— Problem details —
Would you pull out every line of the material that contains the string "values"?

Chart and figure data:
* begin *

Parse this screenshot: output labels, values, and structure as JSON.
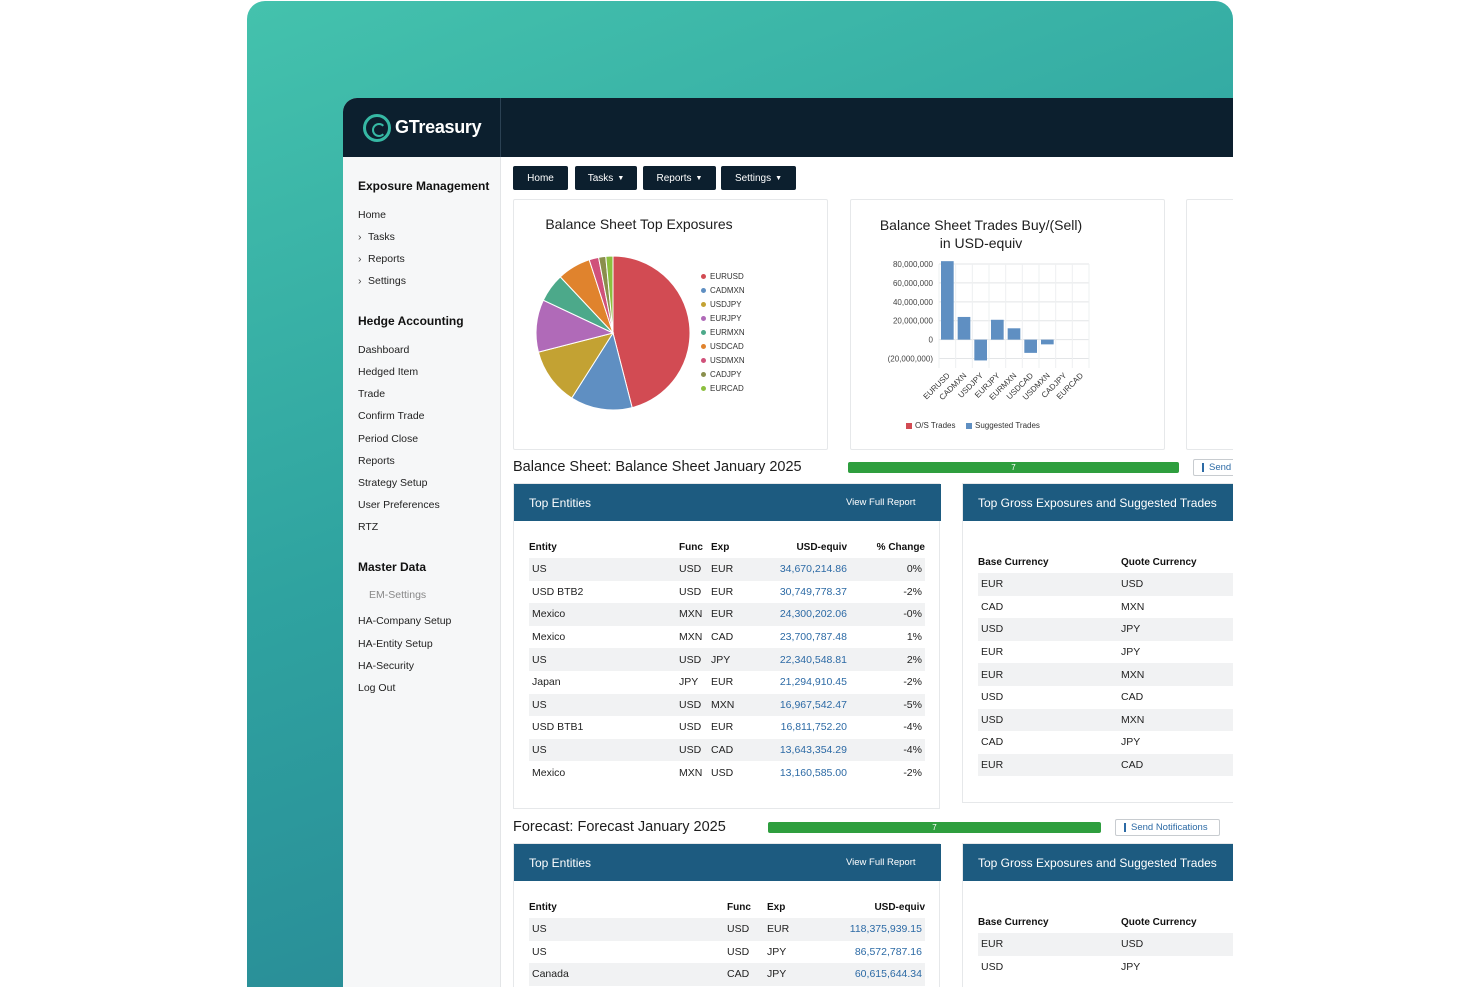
{
  "brand": {
    "name": "GTreasury"
  },
  "sidebar": {
    "sections": [
      {
        "title": "Exposure Management",
        "items": [
          {
            "label": "Home",
            "chev": false
          },
          {
            "label": "Tasks",
            "chev": true
          },
          {
            "label": "Reports",
            "chev": true
          },
          {
            "label": "Settings",
            "chev": true
          }
        ]
      },
      {
        "title": "Hedge Accounting",
        "items": [
          {
            "label": "Dashboard"
          },
          {
            "label": "Hedged Item"
          },
          {
            "label": "Trade"
          },
          {
            "label": "Confirm Trade"
          },
          {
            "label": "Period Close"
          },
          {
            "label": "Reports"
          },
          {
            "label": "Strategy Setup"
          },
          {
            "label": "User Preferences"
          },
          {
            "label": "RTZ"
          }
        ]
      },
      {
        "title": "Master Data",
        "items": [
          {
            "label": "EM-Settings",
            "sub": true
          },
          {
            "label": "HA-Company Setup"
          },
          {
            "label": "HA-Entity Setup"
          },
          {
            "label": "HA-Security"
          },
          {
            "label": "Log Out"
          }
        ]
      }
    ]
  },
  "nav": {
    "buttons": [
      {
        "label": "Home",
        "caret": false
      },
      {
        "label": "Tasks",
        "caret": true
      },
      {
        "label": "Reports",
        "caret": true
      },
      {
        "label": "Settings",
        "caret": true
      }
    ]
  },
  "pie_card": {
    "title": "Balance Sheet Top Exposures"
  },
  "bar_card": {
    "title_line1": "Balance Sheet Trades Buy/(Sell)",
    "title_line2": "in USD-equiv"
  },
  "chart_data": [
    {
      "type": "pie",
      "title": "Balance Sheet Top Exposures",
      "labels": [
        "EURUSD",
        "CADMXN",
        "USDJPY",
        "EURJPY",
        "EURMXN",
        "USDCAD",
        "USDMXN",
        "CADJPY",
        "EURCAD"
      ],
      "values": [
        46,
        13,
        12,
        11,
        6,
        7,
        2,
        1.5,
        1.5
      ],
      "colors": [
        "#d24b53",
        "#5f8fc2",
        "#c3a233",
        "#b06ab8",
        "#4ca98a",
        "#e0832d",
        "#d0517a",
        "#8a8f4c",
        "#8cbf3f"
      ],
      "legend": "right"
    },
    {
      "type": "bar",
      "title": "Balance Sheet Trades Buy/(Sell) in USD-equiv",
      "categories": [
        "EURUSD",
        "CADMXN",
        "USDJPY",
        "EURJPY",
        "EURMXN",
        "USDCAD",
        "USDMXN",
        "CADJPY",
        "EURCAD"
      ],
      "series": [
        {
          "name": "O/S Trades",
          "values": [
            0,
            0,
            0,
            0,
            0,
            0,
            0,
            0,
            0
          ],
          "color": "#d24b53"
        },
        {
          "name": "Suggested Trades",
          "values": [
            83000000,
            24000000,
            -22000000,
            21000000,
            12000000,
            -14000000,
            -5000000,
            0,
            0
          ],
          "color": "#5f8fc2"
        }
      ],
      "ylim": [
        -30000000,
        80000000
      ],
      "yticks": [
        "80,000,000",
        "60,000,000",
        "40,000,000",
        "20,000,000",
        "0",
        "(20,000,000)"
      ],
      "grid": true,
      "legend": "bottom"
    }
  ],
  "balance": {
    "title": "Balance Sheet: Balance Sheet January 2025",
    "progress": {
      "value": "7",
      "fraction": 1.0
    },
    "send_label": "Send",
    "entities": {
      "title": "Top Entities",
      "view_label": "View Full Report",
      "headers": [
        "Entity",
        "Func",
        "Exp",
        "USD-equiv",
        "% Change"
      ],
      "rows": [
        [
          "US",
          "USD",
          "EUR",
          "34,670,214.86",
          "0%"
        ],
        [
          "USD BTB2",
          "USD",
          "EUR",
          "30,749,778.37",
          "-2%"
        ],
        [
          "Mexico",
          "MXN",
          "EUR",
          "24,300,202.06",
          "-0%"
        ],
        [
          "Mexico",
          "MXN",
          "CAD",
          "23,700,787.48",
          "1%"
        ],
        [
          "US",
          "USD",
          "JPY",
          "22,340,548.81",
          "2%"
        ],
        [
          "Japan",
          "JPY",
          "EUR",
          "21,294,910.45",
          "-2%"
        ],
        [
          "US",
          "USD",
          "MXN",
          "16,967,542.47",
          "-5%"
        ],
        [
          "USD BTB1",
          "USD",
          "EUR",
          "16,811,752.20",
          "-4%"
        ],
        [
          "US",
          "USD",
          "CAD",
          "13,643,354.29",
          "-4%"
        ],
        [
          "Mexico",
          "MXN",
          "USD",
          "13,160,585.00",
          "-2%"
        ]
      ]
    },
    "gross": {
      "title": "Top Gross Exposures and Suggested Trades",
      "headers": [
        "Base Currency",
        "Quote Currency"
      ],
      "rows": [
        [
          "EUR",
          "USD"
        ],
        [
          "CAD",
          "MXN"
        ],
        [
          "USD",
          "JPY"
        ],
        [
          "EUR",
          "JPY"
        ],
        [
          "EUR",
          "MXN"
        ],
        [
          "USD",
          "CAD"
        ],
        [
          "USD",
          "MXN"
        ],
        [
          "CAD",
          "JPY"
        ],
        [
          "EUR",
          "CAD"
        ]
      ]
    }
  },
  "forecast": {
    "title": "Forecast: Forecast January 2025",
    "progress": {
      "value": "7",
      "fraction": 1.0
    },
    "send_label": "Send Notifications",
    "entities": {
      "title": "Top Entities",
      "view_label": "View Full Report",
      "headers": [
        "Entity",
        "Func",
        "Exp",
        "USD-equiv"
      ],
      "rows": [
        [
          "US",
          "USD",
          "EUR",
          "118,375,939.15"
        ],
        [
          "US",
          "USD",
          "JPY",
          "86,572,787.16"
        ],
        [
          "Canada",
          "CAD",
          "JPY",
          "60,615,644.34"
        ]
      ]
    },
    "gross": {
      "title": "Top Gross Exposures and Suggested Trades",
      "headers": [
        "Base Currency",
        "Quote Currency"
      ],
      "rows": [
        [
          "EUR",
          "USD"
        ],
        [
          "USD",
          "JPY"
        ]
      ]
    }
  }
}
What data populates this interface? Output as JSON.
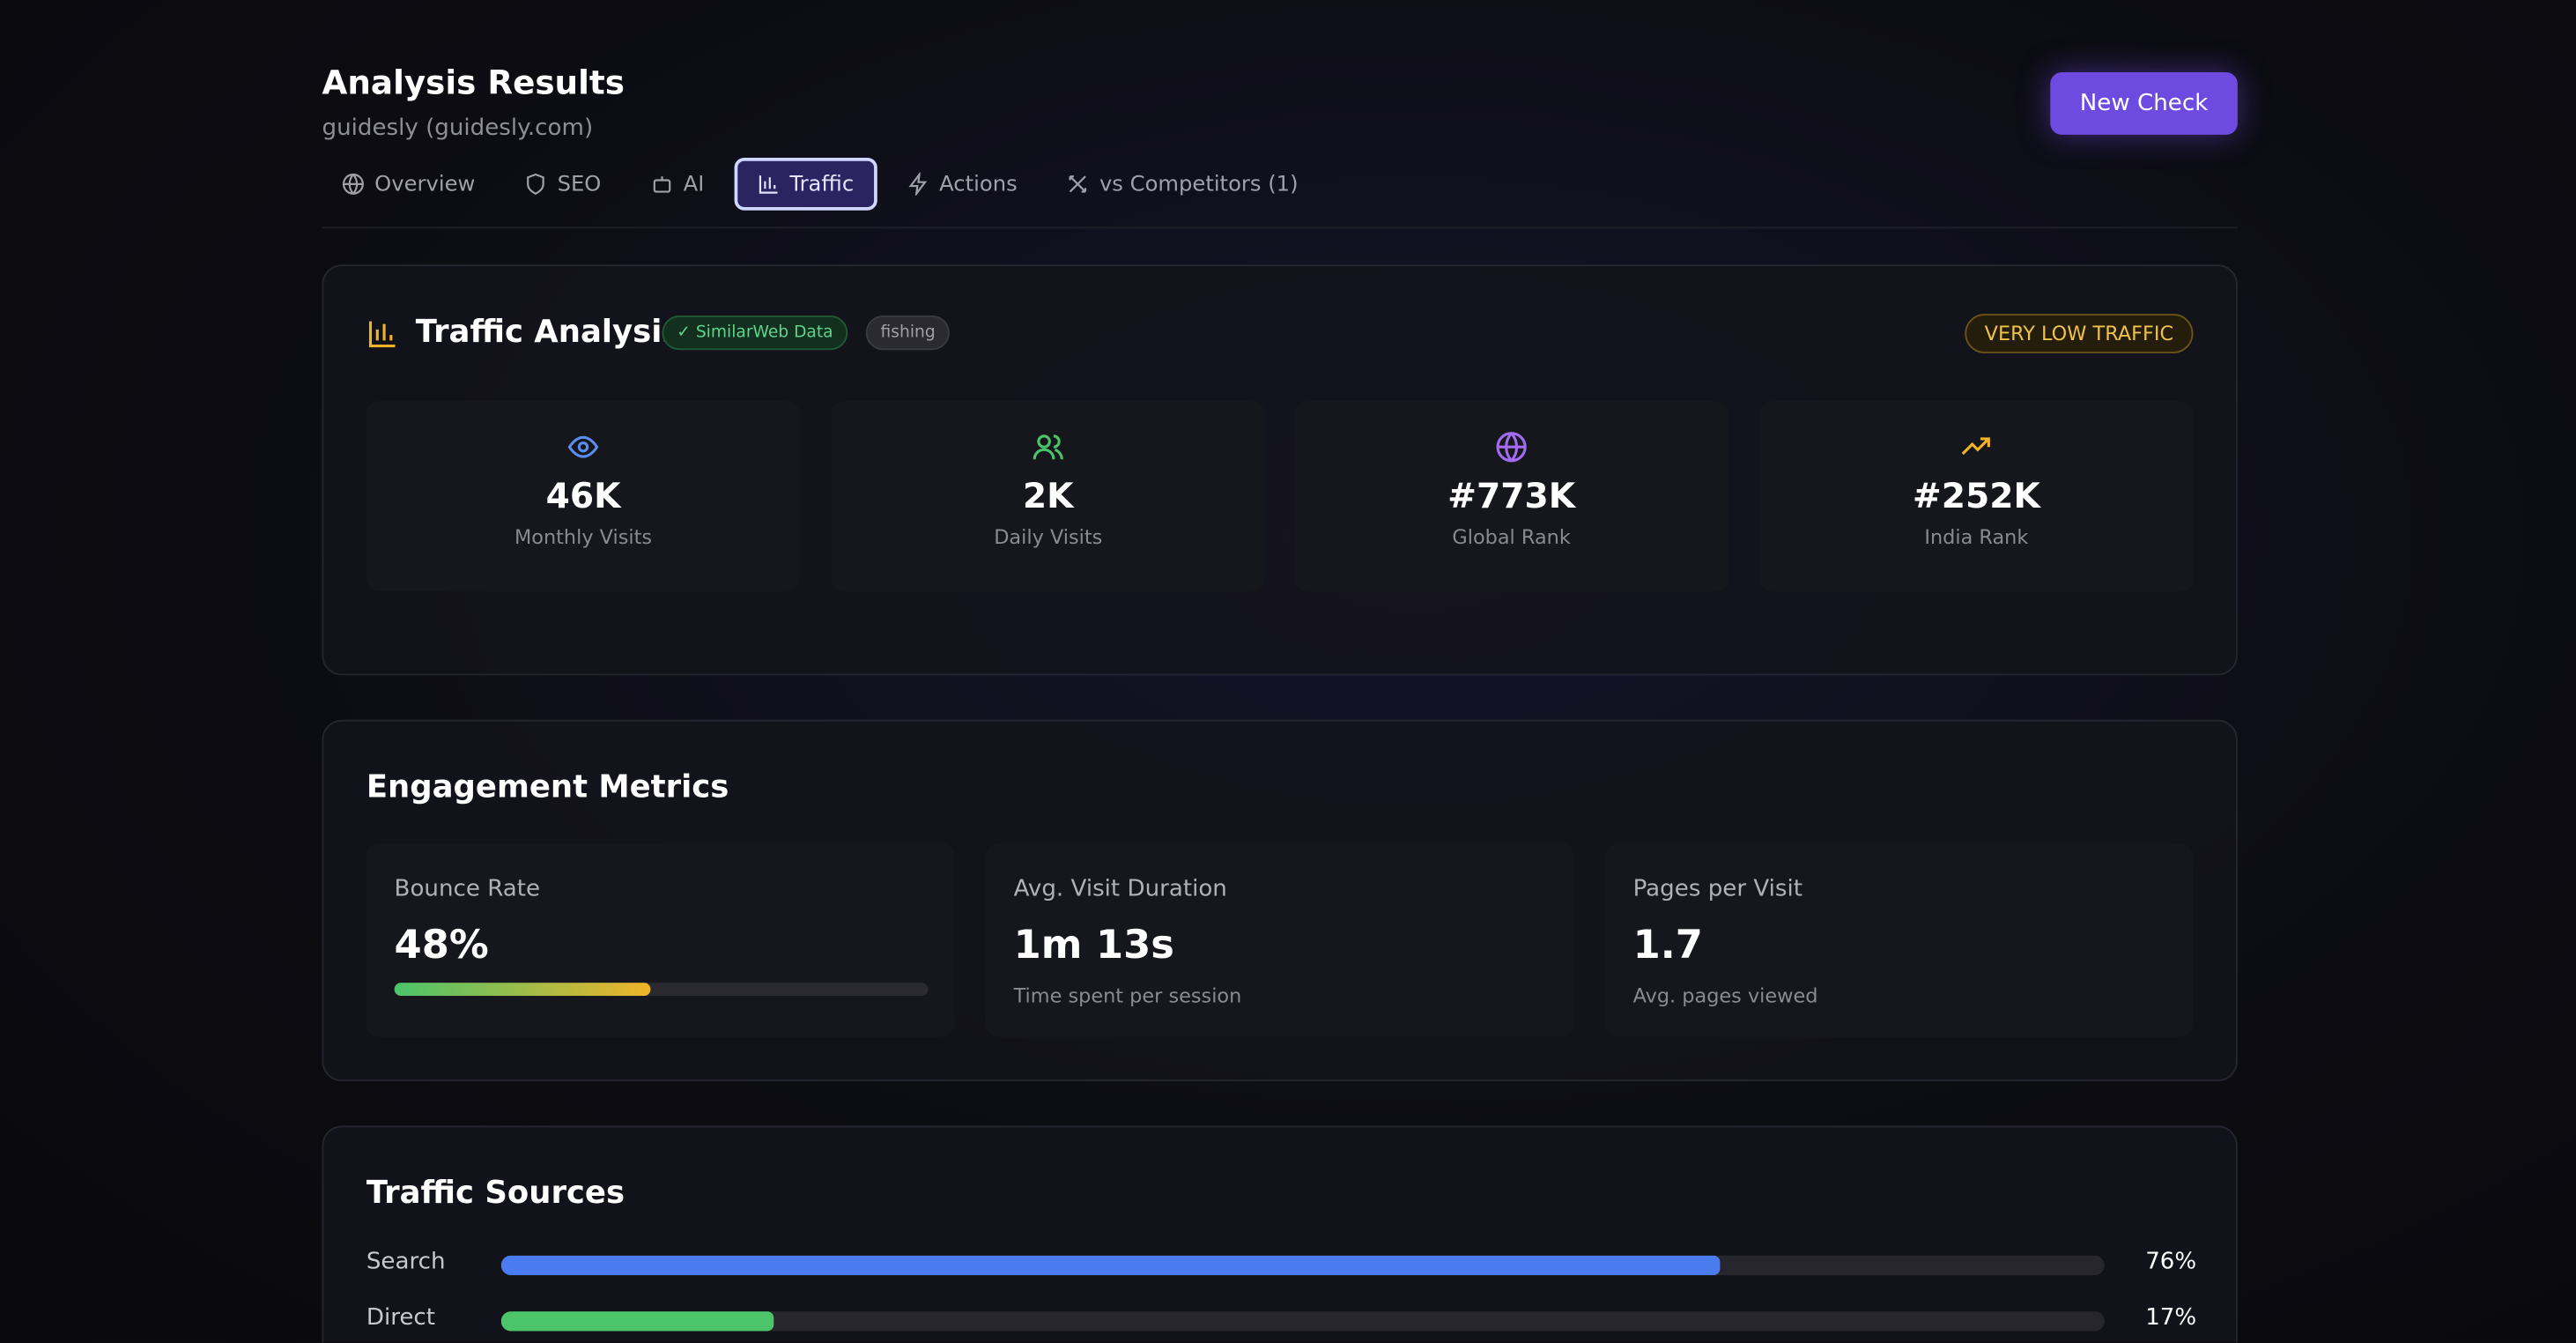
{
  "header": {
    "title": "Analysis Results",
    "subtitle": "guidesly (guidesly.com)",
    "button": "New Check"
  },
  "tabs": [
    "Overview",
    "SEO",
    "AI",
    "Traffic",
    "Actions",
    "vs Competitors (1)"
  ],
  "traffic": {
    "title": "Traffic Analysis",
    "badge": "✓ SimilarWeb Data",
    "tag": "fishing",
    "level": "VERY LOW TRAFFIC",
    "stats": [
      {
        "value": "46K",
        "label": "Monthly Visits"
      },
      {
        "value": "2K",
        "label": "Daily Visits"
      },
      {
        "value": "#773K",
        "label": "Global Rank"
      },
      {
        "value": "#252K",
        "label": "India Rank"
      }
    ]
  },
  "engagement": {
    "title": "Engagement Metrics",
    "bounce": {
      "label": "Bounce Rate",
      "value": 48,
      "value_label": "48%"
    },
    "duration": {
      "label": "Avg. Visit Duration",
      "value": "1m 13s",
      "note": "Time spent per session"
    },
    "pages": {
      "label": "Pages per Visit",
      "value": "1.7",
      "note": "Avg. pages viewed"
    }
  },
  "sources": {
    "title": "Traffic Sources",
    "items": [
      {
        "name": "Search",
        "value": 76,
        "value_label": "76%"
      },
      {
        "name": "Direct",
        "value": 17,
        "value_label": "17%"
      }
    ]
  }
}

* end *

— Exercise response —
Parse this screenshot: output labels, values, and structure as JSON.
      "values": [
          "values": [
          "values": [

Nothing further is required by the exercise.